• [EXERCISE PROMPT]:
Reproduce every line of the listing as written, apart from the pictures.

• [RECORDS SUPPLIED]:
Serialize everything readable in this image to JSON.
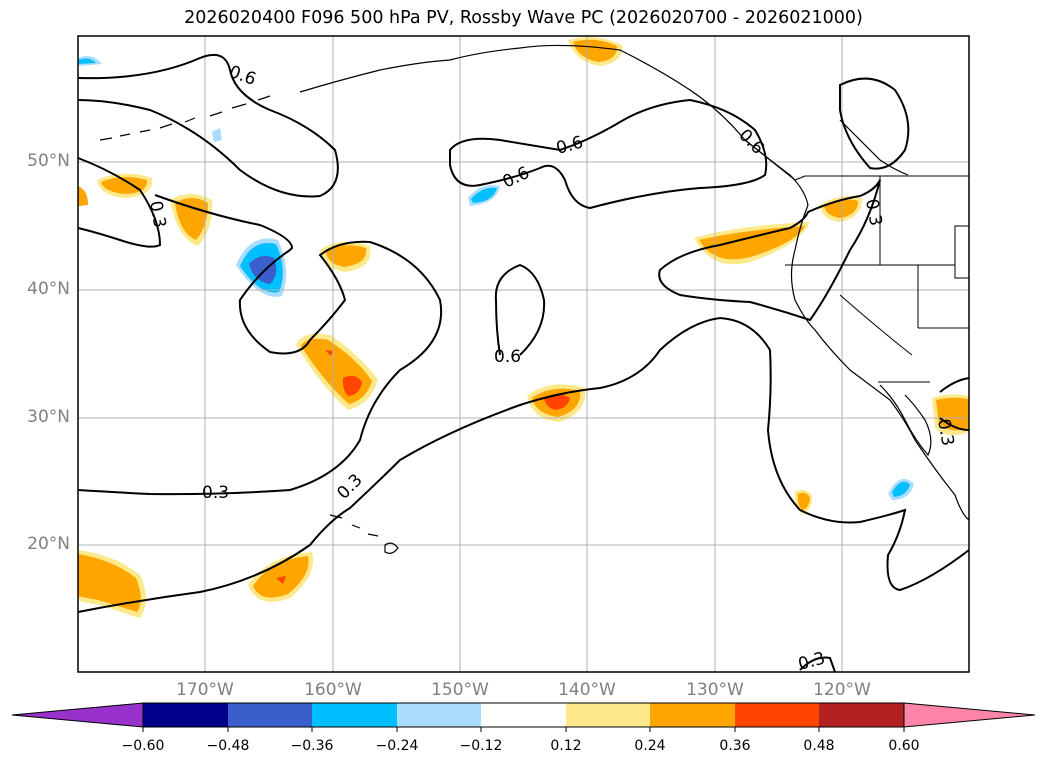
{
  "title": "2026020400 F096 500 hPa PV, Rossby Wave PC (2026020700 - 2026021000)",
  "map": {
    "lat_labels": [
      "50°N",
      "40°N",
      "30°N",
      "20°N"
    ],
    "lon_labels": [
      "170°W",
      "160°W",
      "150°W",
      "140°W",
      "130°W",
      "120°W"
    ],
    "contour_labels": [
      "0.6",
      "0.3",
      "0.6",
      "0.6",
      "0.6",
      "0.3",
      "0.3",
      "0.3",
      "0.3",
      "0.6",
      "0.3"
    ],
    "colors": {
      "land_outline": "#000000",
      "grid": "#b0b0b0",
      "pos_weak": "#fde88a",
      "pos_mid": "#ffa500",
      "pos_strong": "#ff4500",
      "neg_weak": "#aadcff",
      "neg_mid": "#00bfff",
      "neg_strong": "#3a5fcd"
    }
  },
  "colorbar": {
    "ticks": [
      "−0.60",
      "−0.48",
      "−0.36",
      "−0.24",
      "−0.12",
      "0.12",
      "0.24",
      "0.36",
      "0.48",
      "0.60"
    ],
    "colors": [
      "#9932cc",
      "#00008b",
      "#3a5fcd",
      "#00bfff",
      "#aadcff",
      "#ffffff",
      "#fde88a",
      "#ffa500",
      "#ff4500",
      "#b22222",
      "#ff85a8"
    ]
  }
}
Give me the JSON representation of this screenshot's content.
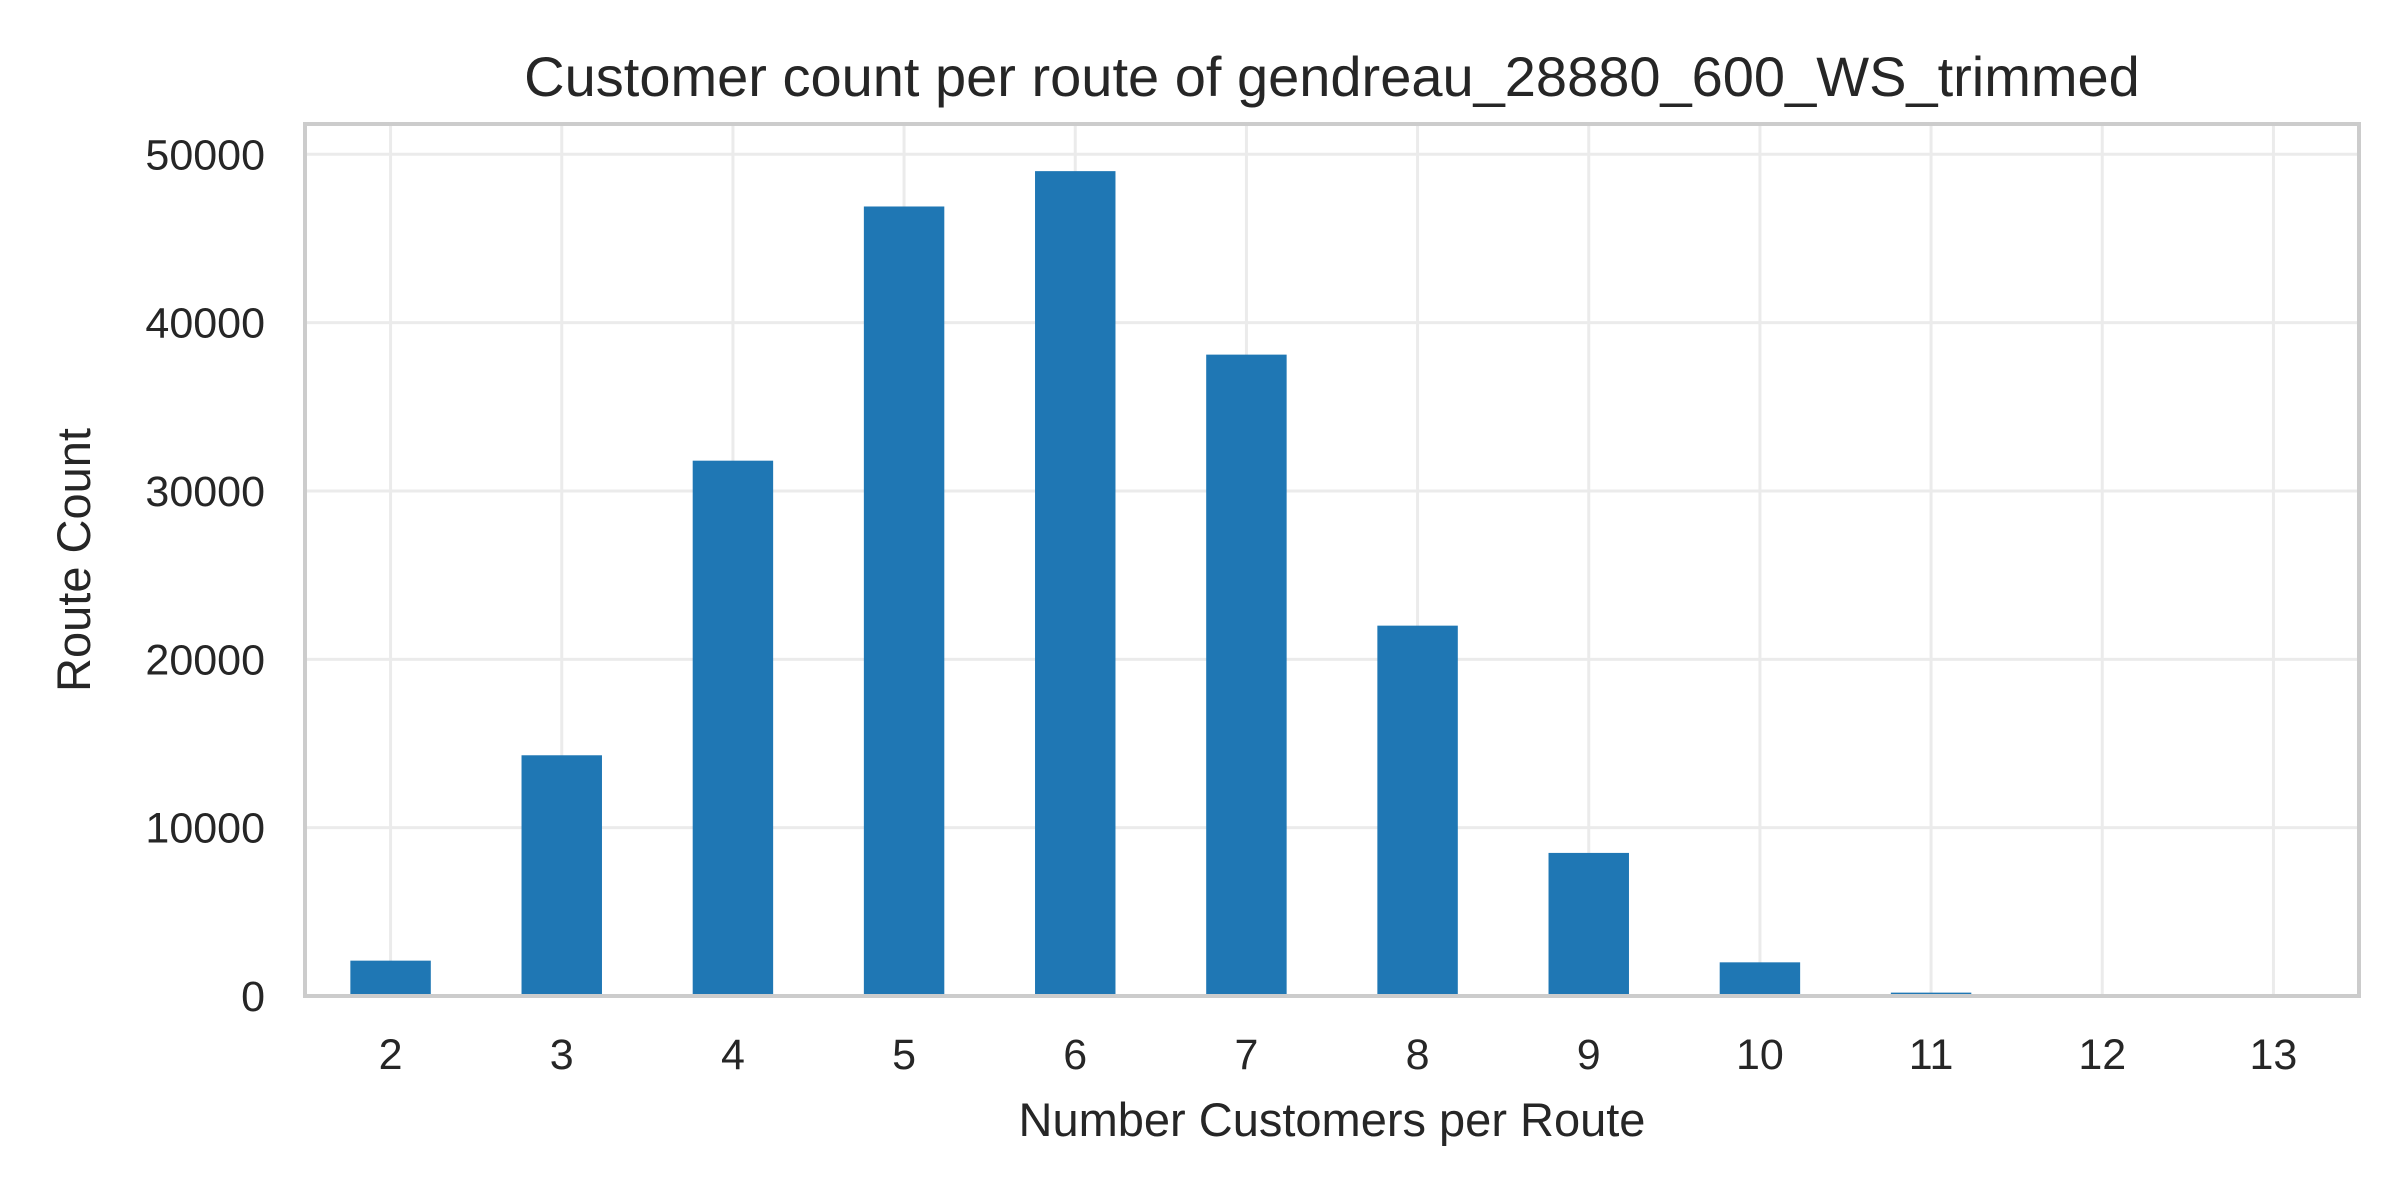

• [REPLY TO THE TASK]:
Serialize everything readable in this image to JSON.
{
  "title": "2026020400 F096 500 hPa PV, Rossby Wave PC (2026020700 - 2026021000)",
  "map": {
    "lat_labels": [
      "50°N",
      "40°N",
      "30°N",
      "20°N"
    ],
    "lon_labels": [
      "170°W",
      "160°W",
      "150°W",
      "140°W",
      "130°W",
      "120°W"
    ],
    "contour_labels": [
      "0.6",
      "0.3",
      "0.6",
      "0.6",
      "0.6",
      "0.3",
      "0.3",
      "0.3",
      "0.3",
      "0.6",
      "0.3"
    ],
    "colors": {
      "land_outline": "#000000",
      "grid": "#b0b0b0",
      "pos_weak": "#fde88a",
      "pos_mid": "#ffa500",
      "pos_strong": "#ff4500",
      "neg_weak": "#aadcff",
      "neg_mid": "#00bfff",
      "neg_strong": "#3a5fcd"
    }
  },
  "colorbar": {
    "ticks": [
      "−0.60",
      "−0.48",
      "−0.36",
      "−0.24",
      "−0.12",
      "0.12",
      "0.24",
      "0.36",
      "0.48",
      "0.60"
    ],
    "colors": [
      "#9932cc",
      "#00008b",
      "#3a5fcd",
      "#00bfff",
      "#aadcff",
      "#ffffff",
      "#fde88a",
      "#ffa500",
      "#ff4500",
      "#b22222",
      "#ff85a8"
    ]
  }
}
Give me the JSON representation of this screenshot's content.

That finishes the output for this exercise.